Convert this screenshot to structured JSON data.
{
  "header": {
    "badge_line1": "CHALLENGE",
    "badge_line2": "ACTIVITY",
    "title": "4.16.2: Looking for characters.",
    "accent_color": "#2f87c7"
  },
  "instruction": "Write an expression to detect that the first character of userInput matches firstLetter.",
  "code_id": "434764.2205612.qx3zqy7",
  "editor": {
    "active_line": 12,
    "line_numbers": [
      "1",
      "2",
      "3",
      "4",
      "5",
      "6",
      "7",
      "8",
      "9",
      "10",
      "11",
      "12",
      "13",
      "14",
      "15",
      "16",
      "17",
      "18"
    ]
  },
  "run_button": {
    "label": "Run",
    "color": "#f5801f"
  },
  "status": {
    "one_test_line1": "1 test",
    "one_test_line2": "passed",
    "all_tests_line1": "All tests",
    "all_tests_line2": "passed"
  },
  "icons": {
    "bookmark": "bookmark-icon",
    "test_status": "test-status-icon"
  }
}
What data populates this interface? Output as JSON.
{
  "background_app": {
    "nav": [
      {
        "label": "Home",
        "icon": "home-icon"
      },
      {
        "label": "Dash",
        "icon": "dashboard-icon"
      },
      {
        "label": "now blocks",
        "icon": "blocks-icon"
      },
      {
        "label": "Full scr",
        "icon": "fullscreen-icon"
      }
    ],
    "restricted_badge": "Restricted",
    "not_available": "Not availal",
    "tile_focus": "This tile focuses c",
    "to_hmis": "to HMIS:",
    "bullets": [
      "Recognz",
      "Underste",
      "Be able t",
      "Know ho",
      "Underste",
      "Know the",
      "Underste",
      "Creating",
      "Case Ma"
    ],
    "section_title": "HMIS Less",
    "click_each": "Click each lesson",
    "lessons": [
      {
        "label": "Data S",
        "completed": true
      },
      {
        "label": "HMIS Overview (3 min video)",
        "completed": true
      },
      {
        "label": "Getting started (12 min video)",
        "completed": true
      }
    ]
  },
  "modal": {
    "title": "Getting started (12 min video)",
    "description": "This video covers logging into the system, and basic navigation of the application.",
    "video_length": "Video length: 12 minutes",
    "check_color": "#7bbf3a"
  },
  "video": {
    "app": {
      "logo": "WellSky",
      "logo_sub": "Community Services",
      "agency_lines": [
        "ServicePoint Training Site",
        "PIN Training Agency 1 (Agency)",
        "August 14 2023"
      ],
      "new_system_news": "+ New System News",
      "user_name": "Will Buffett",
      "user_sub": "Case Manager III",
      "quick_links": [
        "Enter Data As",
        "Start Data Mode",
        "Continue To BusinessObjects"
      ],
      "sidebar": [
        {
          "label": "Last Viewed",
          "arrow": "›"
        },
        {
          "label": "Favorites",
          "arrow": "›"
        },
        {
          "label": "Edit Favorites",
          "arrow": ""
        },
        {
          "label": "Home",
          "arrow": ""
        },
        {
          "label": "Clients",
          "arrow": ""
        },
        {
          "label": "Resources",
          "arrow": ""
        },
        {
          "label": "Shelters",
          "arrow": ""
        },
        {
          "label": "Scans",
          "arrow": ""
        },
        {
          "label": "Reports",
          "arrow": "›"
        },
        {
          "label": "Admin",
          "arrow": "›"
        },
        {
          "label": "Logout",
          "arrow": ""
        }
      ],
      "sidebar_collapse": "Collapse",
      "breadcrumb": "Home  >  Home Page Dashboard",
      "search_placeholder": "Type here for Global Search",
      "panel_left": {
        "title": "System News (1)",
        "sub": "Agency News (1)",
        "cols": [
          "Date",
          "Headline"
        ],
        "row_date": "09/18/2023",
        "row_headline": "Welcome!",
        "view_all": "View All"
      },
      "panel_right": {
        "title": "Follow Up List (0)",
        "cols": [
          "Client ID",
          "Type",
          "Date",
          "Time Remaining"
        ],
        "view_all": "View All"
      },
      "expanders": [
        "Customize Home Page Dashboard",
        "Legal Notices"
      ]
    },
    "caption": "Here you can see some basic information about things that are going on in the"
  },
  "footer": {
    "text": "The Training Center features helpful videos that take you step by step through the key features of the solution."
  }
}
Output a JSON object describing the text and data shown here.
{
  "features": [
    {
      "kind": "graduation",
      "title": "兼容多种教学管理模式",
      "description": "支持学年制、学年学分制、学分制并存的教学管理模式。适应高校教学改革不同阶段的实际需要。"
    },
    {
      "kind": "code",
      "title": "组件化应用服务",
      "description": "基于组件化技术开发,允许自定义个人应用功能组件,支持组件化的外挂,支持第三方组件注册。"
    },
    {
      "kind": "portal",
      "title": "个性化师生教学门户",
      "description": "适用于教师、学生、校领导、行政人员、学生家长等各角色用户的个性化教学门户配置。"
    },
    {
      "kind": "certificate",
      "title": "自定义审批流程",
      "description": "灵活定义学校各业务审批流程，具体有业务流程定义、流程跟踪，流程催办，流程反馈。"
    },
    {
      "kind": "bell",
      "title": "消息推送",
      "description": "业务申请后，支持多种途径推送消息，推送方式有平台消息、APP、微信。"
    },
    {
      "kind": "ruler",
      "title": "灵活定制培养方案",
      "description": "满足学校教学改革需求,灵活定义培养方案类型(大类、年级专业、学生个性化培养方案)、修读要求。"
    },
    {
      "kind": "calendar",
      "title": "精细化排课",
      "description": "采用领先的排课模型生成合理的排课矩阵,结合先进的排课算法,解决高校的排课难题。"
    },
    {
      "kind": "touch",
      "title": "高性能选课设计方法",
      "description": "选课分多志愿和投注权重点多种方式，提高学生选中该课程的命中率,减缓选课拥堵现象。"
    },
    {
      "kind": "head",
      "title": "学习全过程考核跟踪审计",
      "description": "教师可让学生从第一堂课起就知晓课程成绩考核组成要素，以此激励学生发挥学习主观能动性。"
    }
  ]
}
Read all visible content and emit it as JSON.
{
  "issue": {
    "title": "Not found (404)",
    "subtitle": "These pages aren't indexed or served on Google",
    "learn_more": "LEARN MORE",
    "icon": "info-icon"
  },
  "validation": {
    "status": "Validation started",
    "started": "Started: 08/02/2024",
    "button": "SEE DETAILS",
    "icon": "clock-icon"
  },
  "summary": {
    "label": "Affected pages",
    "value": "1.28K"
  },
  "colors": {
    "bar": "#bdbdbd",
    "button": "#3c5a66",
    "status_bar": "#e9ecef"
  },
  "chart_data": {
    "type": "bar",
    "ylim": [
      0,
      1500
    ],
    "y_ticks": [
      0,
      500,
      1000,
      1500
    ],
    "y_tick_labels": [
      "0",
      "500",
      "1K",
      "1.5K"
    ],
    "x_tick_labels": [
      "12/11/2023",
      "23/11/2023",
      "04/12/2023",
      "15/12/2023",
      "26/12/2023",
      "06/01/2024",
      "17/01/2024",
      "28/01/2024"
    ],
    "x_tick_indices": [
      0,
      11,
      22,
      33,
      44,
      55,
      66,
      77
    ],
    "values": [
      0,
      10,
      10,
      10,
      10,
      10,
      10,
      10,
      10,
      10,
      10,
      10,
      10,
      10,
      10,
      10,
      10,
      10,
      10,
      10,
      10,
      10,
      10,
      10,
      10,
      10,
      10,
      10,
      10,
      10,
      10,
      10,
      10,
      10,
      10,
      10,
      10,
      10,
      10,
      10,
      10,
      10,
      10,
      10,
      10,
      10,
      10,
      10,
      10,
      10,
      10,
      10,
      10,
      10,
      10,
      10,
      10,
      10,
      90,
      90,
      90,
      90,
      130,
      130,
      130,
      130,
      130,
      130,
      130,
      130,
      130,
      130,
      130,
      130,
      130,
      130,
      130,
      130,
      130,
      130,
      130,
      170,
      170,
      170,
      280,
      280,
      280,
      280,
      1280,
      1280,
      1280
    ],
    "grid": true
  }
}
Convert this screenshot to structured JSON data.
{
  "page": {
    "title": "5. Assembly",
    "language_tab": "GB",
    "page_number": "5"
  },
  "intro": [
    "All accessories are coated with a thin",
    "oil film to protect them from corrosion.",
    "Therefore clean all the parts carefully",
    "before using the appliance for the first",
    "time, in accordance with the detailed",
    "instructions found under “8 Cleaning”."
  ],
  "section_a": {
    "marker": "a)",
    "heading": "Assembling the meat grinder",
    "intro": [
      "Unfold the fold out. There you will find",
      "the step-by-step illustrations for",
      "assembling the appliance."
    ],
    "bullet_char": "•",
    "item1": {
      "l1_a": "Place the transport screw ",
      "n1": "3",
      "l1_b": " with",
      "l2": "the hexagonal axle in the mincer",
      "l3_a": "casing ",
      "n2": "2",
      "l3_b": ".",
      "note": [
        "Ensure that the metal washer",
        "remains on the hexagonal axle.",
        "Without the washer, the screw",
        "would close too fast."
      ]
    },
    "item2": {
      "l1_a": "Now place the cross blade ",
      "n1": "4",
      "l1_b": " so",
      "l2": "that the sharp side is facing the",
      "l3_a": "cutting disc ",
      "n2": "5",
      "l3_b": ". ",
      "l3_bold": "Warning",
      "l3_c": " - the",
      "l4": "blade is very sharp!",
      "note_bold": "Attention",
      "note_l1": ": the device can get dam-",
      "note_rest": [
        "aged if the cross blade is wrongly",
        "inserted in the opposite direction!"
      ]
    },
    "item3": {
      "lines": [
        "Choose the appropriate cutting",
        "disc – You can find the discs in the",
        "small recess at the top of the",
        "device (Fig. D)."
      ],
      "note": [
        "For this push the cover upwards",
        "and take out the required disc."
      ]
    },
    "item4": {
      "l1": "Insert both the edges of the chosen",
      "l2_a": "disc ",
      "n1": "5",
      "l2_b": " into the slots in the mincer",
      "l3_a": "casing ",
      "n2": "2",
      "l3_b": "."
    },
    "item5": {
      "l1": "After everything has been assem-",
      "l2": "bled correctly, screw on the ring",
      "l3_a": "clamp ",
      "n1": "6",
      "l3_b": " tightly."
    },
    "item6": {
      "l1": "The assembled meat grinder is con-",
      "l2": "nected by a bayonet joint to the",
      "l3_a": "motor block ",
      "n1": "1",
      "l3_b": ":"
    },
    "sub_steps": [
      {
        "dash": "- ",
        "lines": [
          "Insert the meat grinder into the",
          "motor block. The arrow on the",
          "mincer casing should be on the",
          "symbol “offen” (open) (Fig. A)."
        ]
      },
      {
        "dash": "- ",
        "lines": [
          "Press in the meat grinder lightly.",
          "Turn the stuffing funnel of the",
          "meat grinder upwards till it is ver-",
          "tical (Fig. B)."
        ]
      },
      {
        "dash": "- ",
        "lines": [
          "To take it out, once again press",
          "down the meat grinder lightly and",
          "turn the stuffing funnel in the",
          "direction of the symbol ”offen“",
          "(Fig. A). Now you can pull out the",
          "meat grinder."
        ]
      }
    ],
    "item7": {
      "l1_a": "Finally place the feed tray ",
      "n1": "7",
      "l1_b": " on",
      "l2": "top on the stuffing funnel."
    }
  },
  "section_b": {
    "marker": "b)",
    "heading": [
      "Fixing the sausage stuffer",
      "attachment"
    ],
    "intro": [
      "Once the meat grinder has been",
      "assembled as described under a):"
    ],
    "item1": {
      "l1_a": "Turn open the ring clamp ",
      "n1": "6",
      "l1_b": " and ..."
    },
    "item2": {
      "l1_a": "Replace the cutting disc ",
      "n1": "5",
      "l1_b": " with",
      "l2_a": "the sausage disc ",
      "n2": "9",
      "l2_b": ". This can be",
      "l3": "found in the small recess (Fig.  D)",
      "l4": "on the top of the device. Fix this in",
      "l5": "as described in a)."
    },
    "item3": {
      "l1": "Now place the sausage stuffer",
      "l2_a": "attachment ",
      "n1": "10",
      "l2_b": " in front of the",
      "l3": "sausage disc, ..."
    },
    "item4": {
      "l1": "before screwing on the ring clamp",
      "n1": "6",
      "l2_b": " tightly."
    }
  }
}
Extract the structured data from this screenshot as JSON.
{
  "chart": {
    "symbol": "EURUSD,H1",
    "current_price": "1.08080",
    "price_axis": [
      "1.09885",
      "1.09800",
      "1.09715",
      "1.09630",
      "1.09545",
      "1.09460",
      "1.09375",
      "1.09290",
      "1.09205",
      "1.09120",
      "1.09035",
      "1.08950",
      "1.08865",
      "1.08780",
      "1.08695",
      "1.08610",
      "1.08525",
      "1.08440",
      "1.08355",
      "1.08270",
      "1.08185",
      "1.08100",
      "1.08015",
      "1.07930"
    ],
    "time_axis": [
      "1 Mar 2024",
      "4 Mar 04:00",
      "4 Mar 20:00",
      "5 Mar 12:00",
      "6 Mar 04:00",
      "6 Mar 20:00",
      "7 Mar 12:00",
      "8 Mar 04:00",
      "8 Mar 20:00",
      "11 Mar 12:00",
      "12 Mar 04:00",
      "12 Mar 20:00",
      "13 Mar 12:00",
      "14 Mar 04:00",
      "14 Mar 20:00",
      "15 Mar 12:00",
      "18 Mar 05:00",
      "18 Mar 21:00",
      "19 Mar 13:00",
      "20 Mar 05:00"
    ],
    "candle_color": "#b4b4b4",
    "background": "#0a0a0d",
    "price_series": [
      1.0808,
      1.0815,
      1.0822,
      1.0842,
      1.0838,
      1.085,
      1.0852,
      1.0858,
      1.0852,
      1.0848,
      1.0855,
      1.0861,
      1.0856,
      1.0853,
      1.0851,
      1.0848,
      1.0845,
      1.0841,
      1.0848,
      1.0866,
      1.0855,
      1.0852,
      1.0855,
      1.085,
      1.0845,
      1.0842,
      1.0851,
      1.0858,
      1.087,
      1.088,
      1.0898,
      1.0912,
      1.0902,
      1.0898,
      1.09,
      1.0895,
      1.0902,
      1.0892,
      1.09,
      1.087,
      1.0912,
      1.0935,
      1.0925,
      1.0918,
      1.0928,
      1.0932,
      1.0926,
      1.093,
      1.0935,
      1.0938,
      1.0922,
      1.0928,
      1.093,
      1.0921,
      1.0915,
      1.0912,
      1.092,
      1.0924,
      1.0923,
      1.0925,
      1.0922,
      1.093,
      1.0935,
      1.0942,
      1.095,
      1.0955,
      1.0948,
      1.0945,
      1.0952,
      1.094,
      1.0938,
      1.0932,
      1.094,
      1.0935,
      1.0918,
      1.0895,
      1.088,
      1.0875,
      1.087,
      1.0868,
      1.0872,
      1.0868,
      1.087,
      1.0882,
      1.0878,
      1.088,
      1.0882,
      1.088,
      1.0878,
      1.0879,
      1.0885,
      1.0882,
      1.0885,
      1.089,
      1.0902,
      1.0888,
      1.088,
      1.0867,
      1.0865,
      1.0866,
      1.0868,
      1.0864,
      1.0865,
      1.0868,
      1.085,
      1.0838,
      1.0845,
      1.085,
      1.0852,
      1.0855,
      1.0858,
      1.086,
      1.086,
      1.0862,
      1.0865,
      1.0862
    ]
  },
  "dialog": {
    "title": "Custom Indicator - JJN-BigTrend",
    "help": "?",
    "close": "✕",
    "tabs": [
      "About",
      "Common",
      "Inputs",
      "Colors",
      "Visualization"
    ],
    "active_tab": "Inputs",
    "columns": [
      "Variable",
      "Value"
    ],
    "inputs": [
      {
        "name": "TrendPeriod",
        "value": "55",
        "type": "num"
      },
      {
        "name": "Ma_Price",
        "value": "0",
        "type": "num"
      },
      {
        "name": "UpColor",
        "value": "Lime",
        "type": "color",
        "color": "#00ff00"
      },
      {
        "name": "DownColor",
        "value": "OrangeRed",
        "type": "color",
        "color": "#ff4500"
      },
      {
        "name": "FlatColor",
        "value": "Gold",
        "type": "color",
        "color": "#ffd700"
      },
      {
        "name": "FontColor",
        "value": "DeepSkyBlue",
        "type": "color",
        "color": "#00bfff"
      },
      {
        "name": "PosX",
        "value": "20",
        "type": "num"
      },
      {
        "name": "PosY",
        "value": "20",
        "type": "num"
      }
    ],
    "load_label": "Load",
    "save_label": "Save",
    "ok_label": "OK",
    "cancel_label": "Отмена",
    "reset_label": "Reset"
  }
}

- **Work to complete**:
Read the data above and count the lines that include "sausage". Answer only with the count.

- **Full solution**:
4